▶ [GIVEN DATA]
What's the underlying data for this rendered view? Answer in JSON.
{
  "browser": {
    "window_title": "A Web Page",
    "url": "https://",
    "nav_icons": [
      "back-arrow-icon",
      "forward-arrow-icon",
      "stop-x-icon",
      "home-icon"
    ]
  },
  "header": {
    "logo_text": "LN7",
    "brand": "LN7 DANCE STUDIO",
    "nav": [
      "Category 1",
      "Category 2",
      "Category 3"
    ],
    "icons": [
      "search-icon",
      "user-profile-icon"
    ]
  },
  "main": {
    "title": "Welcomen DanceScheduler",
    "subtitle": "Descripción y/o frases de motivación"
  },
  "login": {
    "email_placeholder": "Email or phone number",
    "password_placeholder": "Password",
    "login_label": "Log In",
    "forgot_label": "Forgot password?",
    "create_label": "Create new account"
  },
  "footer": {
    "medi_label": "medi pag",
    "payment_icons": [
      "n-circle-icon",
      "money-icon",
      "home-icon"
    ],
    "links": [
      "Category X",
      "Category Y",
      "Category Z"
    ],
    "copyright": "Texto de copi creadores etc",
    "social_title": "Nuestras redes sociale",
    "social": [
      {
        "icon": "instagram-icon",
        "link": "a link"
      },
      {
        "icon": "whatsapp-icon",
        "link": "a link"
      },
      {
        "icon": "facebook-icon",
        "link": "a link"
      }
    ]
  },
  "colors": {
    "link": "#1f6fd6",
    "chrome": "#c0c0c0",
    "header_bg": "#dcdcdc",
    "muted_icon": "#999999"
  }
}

▶ [TASK DIRECTIONS] Every record shown above must be echoed exactly.

▶ [SOLVED EXERCISE]
What's the underlying data for this rendered view? Answer in JSON.
{
  "browser": {
    "window_title": "A Web Page",
    "url": "https://",
    "nav_icons": [
      "back-arrow-icon",
      "forward-arrow-icon",
      "stop-x-icon",
      "home-icon"
    ]
  },
  "header": {
    "logo_text": "LN7",
    "brand": "LN7 DANCE STUDIO",
    "nav": [
      "Category 1",
      "Category 2",
      "Category 3"
    ],
    "icons": [
      "search-icon",
      "user-profile-icon"
    ]
  },
  "main": {
    "title": "Welcomen DanceScheduler",
    "subtitle": "Descripción y/o frases de motivación"
  },
  "login": {
    "email_placeholder": "Email or phone number",
    "password_placeholder": "Password",
    "login_label": "Log In",
    "forgot_label": "Forgot password?",
    "create_label": "Create new account"
  },
  "footer": {
    "medi_label": "medi pag",
    "payment_icons": [
      "n-circle-icon",
      "money-icon",
      "home-icon"
    ],
    "links": [
      "Category X",
      "Category Y",
      "Category Z"
    ],
    "copyright": "Texto de copi creadores etc",
    "social_title": "Nuestras redes sociale",
    "social": [
      {
        "icon": "instagram-icon",
        "link": "a link"
      },
      {
        "icon": "whatsapp-icon",
        "link": "a link"
      },
      {
        "icon": "facebook-icon",
        "link": "a link"
      }
    ]
  },
  "colors": {
    "link": "#1f6fd6",
    "chrome": "#c0c0c0",
    "header_bg": "#dcdcdc",
    "muted_icon": "#999999"
  }
}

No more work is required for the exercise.